[Dataset rows about figures]
===============

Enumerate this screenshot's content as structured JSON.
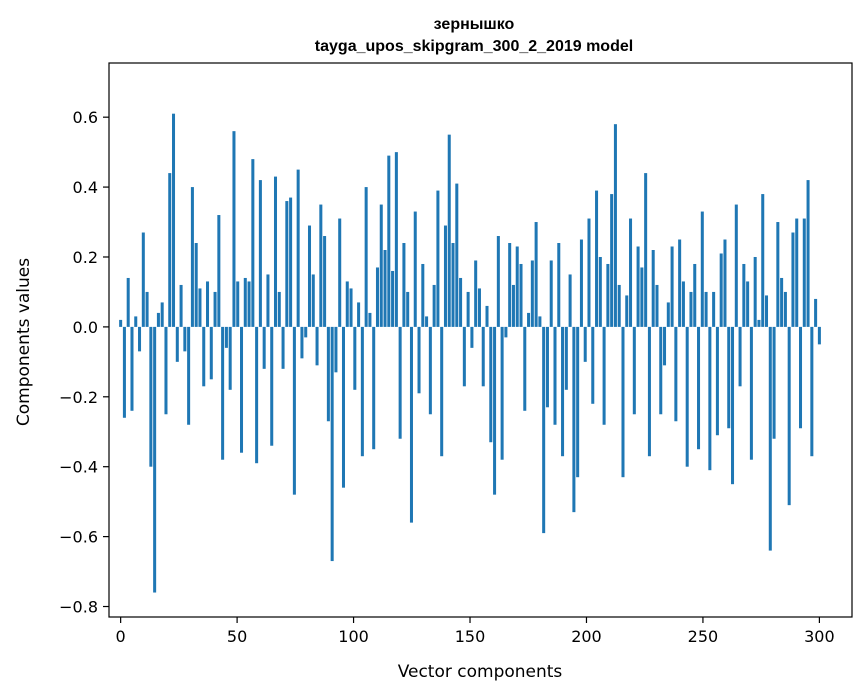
{
  "chart_data": {
    "type": "bar",
    "title": "зернышко",
    "subtitle": "tayga_upos_skipgram_300_2_2019 model",
    "xlabel": "Vector components",
    "ylabel": "Components values",
    "xlim": [
      -5,
      314
    ],
    "ylim": [
      -0.83,
      0.755
    ],
    "xticks": [
      0,
      50,
      100,
      150,
      200,
      250,
      300
    ],
    "yticks": [
      -0.8,
      -0.6,
      -0.4,
      -0.2,
      0.0,
      0.2,
      0.4,
      0.6
    ],
    "ytick_labels": [
      "−0.8",
      "−0.6",
      "−0.4",
      "−0.2",
      "0.0",
      "0.2",
      "0.4",
      "0.6"
    ],
    "grid": false,
    "color": "#1f77b4",
    "values": [
      0.02,
      -0.26,
      0.14,
      -0.24,
      0.03,
      -0.07,
      0.27,
      0.1,
      -0.4,
      -0.76,
      0.04,
      0.07,
      -0.25,
      0.44,
      0.61,
      -0.1,
      0.12,
      -0.07,
      -0.28,
      0.4,
      0.24,
      0.11,
      -0.17,
      0.13,
      -0.15,
      0.1,
      0.32,
      -0.38,
      -0.06,
      -0.18,
      0.56,
      0.13,
      -0.36,
      0.14,
      0.13,
      0.48,
      -0.39,
      0.42,
      -0.12,
      0.15,
      -0.34,
      0.43,
      0.1,
      -0.12,
      0.36,
      0.37,
      -0.48,
      0.45,
      -0.09,
      -0.03,
      0.29,
      0.15,
      -0.11,
      0.35,
      0.26,
      -0.27,
      -0.67,
      -0.13,
      0.31,
      -0.46,
      0.13,
      0.11,
      -0.18,
      0.07,
      -0.37,
      0.4,
      0.04,
      -0.35,
      0.17,
      0.35,
      0.22,
      0.49,
      0.16,
      0.5,
      -0.32,
      0.24,
      0.1,
      -0.56,
      0.33,
      -0.19,
      0.18,
      0.03,
      -0.25,
      0.12,
      0.39,
      -0.37,
      0.29,
      0.55,
      0.24,
      0.41,
      0.14,
      -0.17,
      0.1,
      -0.06,
      0.19,
      0.11,
      -0.17,
      0.06,
      -0.33,
      -0.48,
      0.26,
      -0.38,
      -0.03,
      0.24,
      0.12,
      0.23,
      0.18,
      -0.24,
      0.04,
      0.19,
      0.3,
      0.03,
      -0.59,
      -0.23,
      0.19,
      -0.28,
      0.24,
      -0.37,
      -0.18,
      0.15,
      -0.53,
      -0.43,
      0.25,
      -0.1,
      0.31,
      -0.22,
      0.39,
      0.2,
      -0.28,
      0.18,
      0.38,
      0.58,
      0.12,
      -0.43,
      0.09,
      0.31,
      -0.25,
      0.23,
      0.17,
      0.44,
      -0.37,
      0.22,
      0.12,
      -0.25,
      -0.11,
      0.07,
      0.23,
      -0.27,
      0.25,
      0.13,
      -0.4,
      0.1,
      0.18,
      -0.35,
      0.33,
      0.1,
      -0.41,
      0.1,
      -0.31,
      0.21,
      0.25,
      -0.29,
      -0.45,
      0.35,
      -0.17,
      0.18,
      0.13,
      -0.38,
      0.2,
      0.02,
      0.38,
      0.09,
      -0.64,
      -0.32,
      0.3,
      0.14,
      0.1,
      -0.51,
      0.27,
      0.31,
      -0.29,
      0.31,
      0.42,
      -0.37,
      0.08,
      -0.05
    ],
    "annotations": []
  }
}
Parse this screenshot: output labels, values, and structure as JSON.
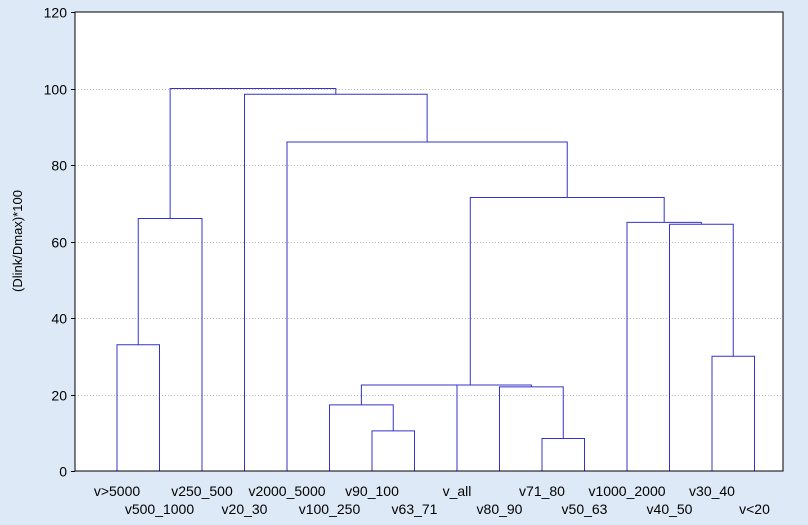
{
  "chart_data": {
    "type": "dendrogram",
    "title": "",
    "xlabel": "",
    "ylabel": "(Dlink/Dmax)*100",
    "ylim": [
      0,
      120
    ],
    "yticks": [
      0,
      20,
      40,
      60,
      80,
      100,
      120
    ],
    "grid": "horizontal dotted",
    "colors": {
      "background": "#dde9f6",
      "plot_area": "#ffffff",
      "lines": "#3333cc",
      "frame": "#000000"
    },
    "leaves": [
      "v>5000",
      "v500_1000",
      "v250_500",
      "v20_30",
      "v2000_5000",
      "v100_250",
      "v90_100",
      "v63_71",
      "v_all",
      "v80_90",
      "v71_80",
      "v50_63",
      "v1000_2000",
      "v40_50",
      "v30_40",
      "v<20"
    ],
    "merges": [
      {
        "left": 6,
        "right": 7,
        "height": 10.5
      },
      {
        "left": 10,
        "right": 11,
        "height": 8.5
      },
      {
        "left": 14,
        "right": 15,
        "height": 30
      },
      {
        "left": 0,
        "right": 1,
        "height": 33
      },
      {
        "left": 5,
        "right": 16,
        "height": 17.3
      },
      {
        "left": 9,
        "right": 17,
        "height": 22
      },
      {
        "left": 20,
        "right": 8,
        "height": 22.5
      },
      {
        "left": 22,
        "right": 21,
        "height": 22.5
      },
      {
        "left": 13,
        "right": 18,
        "height": 64.5
      },
      {
        "left": 12,
        "right": 24,
        "height": 65
      },
      {
        "left": 19,
        "right": 2,
        "height": 66
      },
      {
        "left": 23,
        "right": 25,
        "height": 71.5
      },
      {
        "left": 4,
        "right": 27,
        "height": 86
      },
      {
        "left": 3,
        "right": 28,
        "height": 98.5
      },
      {
        "left": 26,
        "right": 29,
        "height": 100
      }
    ]
  }
}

===============

*Required task*: Leave out all images, then reproduce the entries above exactly.

*Response to the task*:
Enumerate this screenshot's content as structured JSON.
{
  "chart_data": {
    "type": "bar",
    "title": "зернышко",
    "subtitle": "tayga_upos_skipgram_300_2_2019 model",
    "xlabel": "Vector components",
    "ylabel": "Components values",
    "xlim": [
      -5,
      314
    ],
    "ylim": [
      -0.83,
      0.755
    ],
    "xticks": [
      0,
      50,
      100,
      150,
      200,
      250,
      300
    ],
    "yticks": [
      -0.8,
      -0.6,
      -0.4,
      -0.2,
      0.0,
      0.2,
      0.4,
      0.6
    ],
    "ytick_labels": [
      "−0.8",
      "−0.6",
      "−0.4",
      "−0.2",
      "0.0",
      "0.2",
      "0.4",
      "0.6"
    ],
    "grid": false,
    "color": "#1f77b4",
    "values": [
      0.02,
      -0.26,
      0.14,
      -0.24,
      0.03,
      -0.07,
      0.27,
      0.1,
      -0.4,
      -0.76,
      0.04,
      0.07,
      -0.25,
      0.44,
      0.61,
      -0.1,
      0.12,
      -0.07,
      -0.28,
      0.4,
      0.24,
      0.11,
      -0.17,
      0.13,
      -0.15,
      0.1,
      0.32,
      -0.38,
      -0.06,
      -0.18,
      0.56,
      0.13,
      -0.36,
      0.14,
      0.13,
      0.48,
      -0.39,
      0.42,
      -0.12,
      0.15,
      -0.34,
      0.43,
      0.1,
      -0.12,
      0.36,
      0.37,
      -0.48,
      0.45,
      -0.09,
      -0.03,
      0.29,
      0.15,
      -0.11,
      0.35,
      0.26,
      -0.27,
      -0.67,
      -0.13,
      0.31,
      -0.46,
      0.13,
      0.11,
      -0.18,
      0.07,
      -0.37,
      0.4,
      0.04,
      -0.35,
      0.17,
      0.35,
      0.22,
      0.49,
      0.16,
      0.5,
      -0.32,
      0.24,
      0.1,
      -0.56,
      0.33,
      -0.19,
      0.18,
      0.03,
      -0.25,
      0.12,
      0.39,
      -0.37,
      0.29,
      0.55,
      0.24,
      0.41,
      0.14,
      -0.17,
      0.1,
      -0.06,
      0.19,
      0.11,
      -0.17,
      0.06,
      -0.33,
      -0.48,
      0.26,
      -0.38,
      -0.03,
      0.24,
      0.12,
      0.23,
      0.18,
      -0.24,
      0.04,
      0.19,
      0.3,
      0.03,
      -0.59,
      -0.23,
      0.19,
      -0.28,
      0.24,
      -0.37,
      -0.18,
      0.15,
      -0.53,
      -0.43,
      0.25,
      -0.1,
      0.31,
      -0.22,
      0.39,
      0.2,
      -0.28,
      0.18,
      0.38,
      0.58,
      0.12,
      -0.43,
      0.09,
      0.31,
      -0.25,
      0.23,
      0.17,
      0.44,
      -0.37,
      0.22,
      0.12,
      -0.25,
      -0.11,
      0.07,
      0.23,
      -0.27,
      0.25,
      0.13,
      -0.4,
      0.1,
      0.18,
      -0.35,
      0.33,
      0.1,
      -0.41,
      0.1,
      -0.31,
      0.21,
      0.25,
      -0.29,
      -0.45,
      0.35,
      -0.17,
      0.18,
      0.13,
      -0.38,
      0.2,
      0.02,
      0.38,
      0.09,
      -0.64,
      -0.32,
      0.3,
      0.14,
      0.1,
      -0.51,
      0.27,
      0.31,
      -0.29,
      0.31,
      0.42,
      -0.37,
      0.08,
      -0.05
    ],
    "annotations": []
  }
}
Parse this screenshot: output labels, values, and structure as JSON.
{
  "chart_data": {
    "type": "dendrogram",
    "title": "",
    "xlabel": "",
    "ylabel": "(Dlink/Dmax)*100",
    "ylim": [
      0,
      120
    ],
    "yticks": [
      0,
      20,
      40,
      60,
      80,
      100,
      120
    ],
    "grid": "horizontal dotted",
    "colors": {
      "background": "#dde9f6",
      "plot_area": "#ffffff",
      "lines": "#3333cc",
      "frame": "#000000"
    },
    "leaves": [
      "v>5000",
      "v500_1000",
      "v250_500",
      "v20_30",
      "v2000_5000",
      "v100_250",
      "v90_100",
      "v63_71",
      "v_all",
      "v80_90",
      "v71_80",
      "v50_63",
      "v1000_2000",
      "v40_50",
      "v30_40",
      "v<20"
    ],
    "merges": [
      {
        "left": 6,
        "right": 7,
        "height": 10.5
      },
      {
        "left": 10,
        "right": 11,
        "height": 8.5
      },
      {
        "left": 14,
        "right": 15,
        "height": 30
      },
      {
        "left": 0,
        "right": 1,
        "height": 33
      },
      {
        "left": 5,
        "right": 16,
        "height": 17.3
      },
      {
        "left": 9,
        "right": 17,
        "height": 22
      },
      {
        "left": 20,
        "right": 8,
        "height": 22.5
      },
      {
        "left": 22,
        "right": 21,
        "height": 22.5
      },
      {
        "left": 13,
        "right": 18,
        "height": 64.5
      },
      {
        "left": 12,
        "right": 24,
        "height": 65
      },
      {
        "left": 19,
        "right": 2,
        "height": 66
      },
      {
        "left": 23,
        "right": 25,
        "height": 71.5
      },
      {
        "left": 4,
        "right": 27,
        "height": 86
      },
      {
        "left": 3,
        "right": 28,
        "height": 98.5
      },
      {
        "left": 26,
        "right": 29,
        "height": 100
      }
    ]
  }
}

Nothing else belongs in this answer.